→ **Figure record listings**:
□ □ □

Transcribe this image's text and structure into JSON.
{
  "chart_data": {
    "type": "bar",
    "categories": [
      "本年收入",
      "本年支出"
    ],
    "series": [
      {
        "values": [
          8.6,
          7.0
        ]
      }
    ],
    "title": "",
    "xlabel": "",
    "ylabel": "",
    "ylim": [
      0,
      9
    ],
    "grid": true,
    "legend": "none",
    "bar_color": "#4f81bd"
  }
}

□ □ □

→ **Task**: Write the data out again in full and exactly.

→ **Response to the exercise**:
Transcribe this image's text and structure into JSON.
{
  "chart_data": {
    "type": "bar",
    "categories": [
      "本年收入",
      "本年支出"
    ],
    "series": [
      {
        "values": [
          8.6,
          7.0
        ]
      }
    ],
    "title": "",
    "xlabel": "",
    "ylabel": "",
    "ylim": [
      0,
      9
    ],
    "grid": true,
    "legend": "none",
    "bar_color": "#4f81bd"
  }
}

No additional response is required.